> _SUPPLIED ENTRIES_:
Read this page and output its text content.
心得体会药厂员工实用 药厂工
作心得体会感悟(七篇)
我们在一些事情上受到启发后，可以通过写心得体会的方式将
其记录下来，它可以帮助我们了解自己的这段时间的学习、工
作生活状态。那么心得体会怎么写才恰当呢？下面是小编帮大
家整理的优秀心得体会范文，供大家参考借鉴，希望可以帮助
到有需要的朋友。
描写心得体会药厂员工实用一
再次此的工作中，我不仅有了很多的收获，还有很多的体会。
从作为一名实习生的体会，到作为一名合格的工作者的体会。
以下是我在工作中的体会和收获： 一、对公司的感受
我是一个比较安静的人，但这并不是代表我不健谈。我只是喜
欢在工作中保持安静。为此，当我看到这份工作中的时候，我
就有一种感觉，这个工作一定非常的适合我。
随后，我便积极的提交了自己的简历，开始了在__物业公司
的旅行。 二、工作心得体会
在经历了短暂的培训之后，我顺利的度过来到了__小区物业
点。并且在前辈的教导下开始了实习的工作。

> _EXERCISE OBJECTIVE_:
Return the material in full, exactly as shown.

> _FINAL ANSWER_:
Read this page and output its text content.
心得体会药厂员工实用 药厂工
作心得体会感悟(七篇)
我们在一些事情上受到启发后，可以通过写心得体会的方式将
其记录下来，它可以帮助我们了解自己的这段时间的学习、工
作生活状态。那么心得体会怎么写才恰当呢？下面是小编帮大
家整理的优秀心得体会范文，供大家参考借鉴，希望可以帮助
到有需要的朋友。
描写心得体会药厂员工实用一
再次此的工作中，我不仅有了很多的收获，还有很多的体会。
从作为一名实习生的体会，到作为一名合格的工作者的体会。
以下是我在工作中的体会和收获： 一、对公司的感受
我是一个比较安静的人，但这并不是代表我不健谈。我只是喜
欢在工作中保持安静。为此，当我看到这份工作中的时候，我
就有一种感觉，这个工作一定非常的适合我。
随后，我便积极的提交了自己的简历，开始了在__物业公司
的旅行。 二、工作心得体会
在经历了短暂的培训之后，我顺利的度过来到了__小区物业
点。并且在前辈的教导下开始了实习的工作。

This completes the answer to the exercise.